▶ **What is asked**
Quote, without change, all of the lines that follow.

▶ **Records to use**
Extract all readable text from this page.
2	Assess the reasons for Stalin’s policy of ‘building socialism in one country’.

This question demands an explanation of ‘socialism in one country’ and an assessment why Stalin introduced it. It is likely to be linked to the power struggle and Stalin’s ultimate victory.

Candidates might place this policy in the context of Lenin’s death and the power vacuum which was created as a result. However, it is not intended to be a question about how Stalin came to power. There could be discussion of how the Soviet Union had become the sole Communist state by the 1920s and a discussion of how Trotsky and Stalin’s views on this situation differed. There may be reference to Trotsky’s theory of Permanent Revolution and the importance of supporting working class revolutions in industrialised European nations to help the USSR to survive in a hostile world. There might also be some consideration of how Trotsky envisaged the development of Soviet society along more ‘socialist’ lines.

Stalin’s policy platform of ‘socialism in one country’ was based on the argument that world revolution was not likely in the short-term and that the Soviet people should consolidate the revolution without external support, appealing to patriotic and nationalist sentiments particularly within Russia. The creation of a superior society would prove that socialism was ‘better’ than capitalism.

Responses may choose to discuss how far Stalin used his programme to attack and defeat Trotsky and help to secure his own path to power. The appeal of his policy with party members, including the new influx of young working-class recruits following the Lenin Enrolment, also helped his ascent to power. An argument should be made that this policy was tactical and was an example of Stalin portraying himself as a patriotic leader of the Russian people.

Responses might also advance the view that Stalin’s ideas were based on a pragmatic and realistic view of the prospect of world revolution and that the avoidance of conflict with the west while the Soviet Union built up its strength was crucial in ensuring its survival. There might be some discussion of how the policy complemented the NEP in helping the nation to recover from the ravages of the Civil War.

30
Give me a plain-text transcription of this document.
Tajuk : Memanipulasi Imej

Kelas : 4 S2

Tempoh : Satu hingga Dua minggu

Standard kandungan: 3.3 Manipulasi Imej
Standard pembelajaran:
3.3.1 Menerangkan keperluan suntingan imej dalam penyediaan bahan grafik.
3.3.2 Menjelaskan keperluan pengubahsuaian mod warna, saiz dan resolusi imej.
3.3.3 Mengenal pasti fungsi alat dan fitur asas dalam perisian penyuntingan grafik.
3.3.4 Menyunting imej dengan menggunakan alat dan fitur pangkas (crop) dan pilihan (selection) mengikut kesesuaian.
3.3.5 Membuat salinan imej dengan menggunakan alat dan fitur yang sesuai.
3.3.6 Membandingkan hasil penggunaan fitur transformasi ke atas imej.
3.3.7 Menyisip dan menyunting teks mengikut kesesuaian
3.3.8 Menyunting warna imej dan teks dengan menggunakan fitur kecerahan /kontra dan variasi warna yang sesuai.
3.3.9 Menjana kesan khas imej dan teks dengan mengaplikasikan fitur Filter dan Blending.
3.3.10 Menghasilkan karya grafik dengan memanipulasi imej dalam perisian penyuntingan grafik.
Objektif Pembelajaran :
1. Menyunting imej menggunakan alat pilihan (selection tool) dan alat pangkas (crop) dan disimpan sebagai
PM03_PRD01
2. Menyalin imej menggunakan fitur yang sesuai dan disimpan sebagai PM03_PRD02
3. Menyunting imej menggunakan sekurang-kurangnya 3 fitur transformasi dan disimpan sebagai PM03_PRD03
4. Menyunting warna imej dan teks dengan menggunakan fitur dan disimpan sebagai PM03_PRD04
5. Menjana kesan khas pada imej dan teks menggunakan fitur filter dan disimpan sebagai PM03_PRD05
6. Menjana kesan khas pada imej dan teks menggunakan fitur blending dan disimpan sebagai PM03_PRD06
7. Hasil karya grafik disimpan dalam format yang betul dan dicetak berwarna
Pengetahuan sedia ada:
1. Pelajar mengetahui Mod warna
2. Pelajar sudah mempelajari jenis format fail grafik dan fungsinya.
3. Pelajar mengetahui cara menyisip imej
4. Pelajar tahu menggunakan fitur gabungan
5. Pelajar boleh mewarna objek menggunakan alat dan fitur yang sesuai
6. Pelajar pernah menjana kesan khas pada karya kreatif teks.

▶ **Answer to the task**
Extract all readable text from this page.
2	Assess the reasons for Stalin’s policy of ‘building socialism in one country’.

This question demands an explanation of ‘socialism in one country’ and an assessment why Stalin introduced it. It is likely to be linked to the power struggle and Stalin’s ultimate victory.

Candidates might place this policy in the context of Lenin’s death and the power vacuum which was created as a result. However, it is not intended to be a question about how Stalin came to power. There could be discussion of how the Soviet Union had become the sole Communist state by the 1920s and a discussion of how Trotsky and Stalin’s views on this situation differed. There may be reference to Trotsky’s theory of Permanent Revolution and the importance of supporting working class revolutions in industrialised European nations to help the USSR to survive in a hostile world. There might also be some consideration of how Trotsky envisaged the development of Soviet society along more ‘socialist’ lines.

Stalin’s policy platform of ‘socialism in one country’ was based on the argument that world revolution was not likely in the short-term and that the Soviet people should consolidate the revolution without external support, appealing to patriotic and nationalist sentiments particularly within Russia. The creation of a superior society would prove that socialism was ‘better’ than capitalism.

Responses may choose to discuss how far Stalin used his programme to attack and defeat Trotsky and help to secure his own path to power. The appeal of his policy with party members, including the new influx of young working-class recruits following the Lenin Enrolment, also helped his ascent to power. An argument should be made that this policy was tactical and was an example of Stalin portraying himself as a patriotic leader of the Russian people.

Responses might also advance the view that Stalin’s ideas were based on a pragmatic and realistic view of the prospect of world revolution and that the avoidance of conflict with the west while the Soviet Union built up its strength was crucial in ensuring its survival. There might be some discussion of how the policy complemented the NEP in helping the nation to recover from the ravages of the Civil War.

30
Give me a plain-text transcription of this document.
Tajuk : Memanipulasi Imej

Kelas : 4 S2

Tempoh : Satu hingga Dua minggu

Standard kandungan: 3.3 Manipulasi Imej
Standard pembelajaran:
3.3.1 Menerangkan keperluan suntingan imej dalam penyediaan bahan grafik.
3.3.2 Menjelaskan keperluan pengubahsuaian mod warna, saiz dan resolusi imej.
3.3.3 Mengenal pasti fungsi alat dan fitur asas dalam perisian penyuntingan grafik.
3.3.4 Menyunting imej dengan menggunakan alat dan fitur pangkas (crop) dan pilihan (selection) mengikut kesesuaian.
3.3.5 Membuat salinan imej dengan menggunakan alat dan fitur yang sesuai.
3.3.6 Membandingkan hasil penggunaan fitur transformasi ke atas imej.
3.3.7 Menyisip dan menyunting teks mengikut kesesuaian
3.3.8 Menyunting warna imej dan teks dengan menggunakan fitur kecerahan /kontra dan variasi warna yang sesuai.
3.3.9 Menjana kesan khas imej dan teks dengan mengaplikasikan fitur Filter dan Blending.
3.3.10 Menghasilkan karya grafik dengan memanipulasi imej dalam perisian penyuntingan grafik.
Objektif Pembelajaran :
1. Menyunting imej menggunakan alat pilihan (selection tool) dan alat pangkas (crop) dan disimpan sebagai
PM03_PRD01
2. Menyalin imej menggunakan fitur yang sesuai dan disimpan sebagai PM03_PRD02
3. Menyunting imej menggunakan sekurang-kurangnya 3 fitur transformasi dan disimpan sebagai PM03_PRD03
4. Menyunting warna imej dan teks dengan menggunakan fitur dan disimpan sebagai PM03_PRD04
5. Menjana kesan khas pada imej dan teks menggunakan fitur filter dan disimpan sebagai PM03_PRD05
6. Menjana kesan khas pada imej dan teks menggunakan fitur blending dan disimpan sebagai PM03_PRD06
7. Hasil karya grafik disimpan dalam format yang betul dan dicetak berwarna
Pengetahuan sedia ada:
1. Pelajar mengetahui Mod warna
2. Pelajar sudah mempelajari jenis format fail grafik dan fungsinya.
3. Pelajar mengetahui cara menyisip imej
4. Pelajar tahu menggunakan fitur gabungan
5. Pelajar boleh mewarna objek menggunakan alat dan fitur yang sesuai
6. Pelajar pernah menjana kesan khas pada karya kreatif teks.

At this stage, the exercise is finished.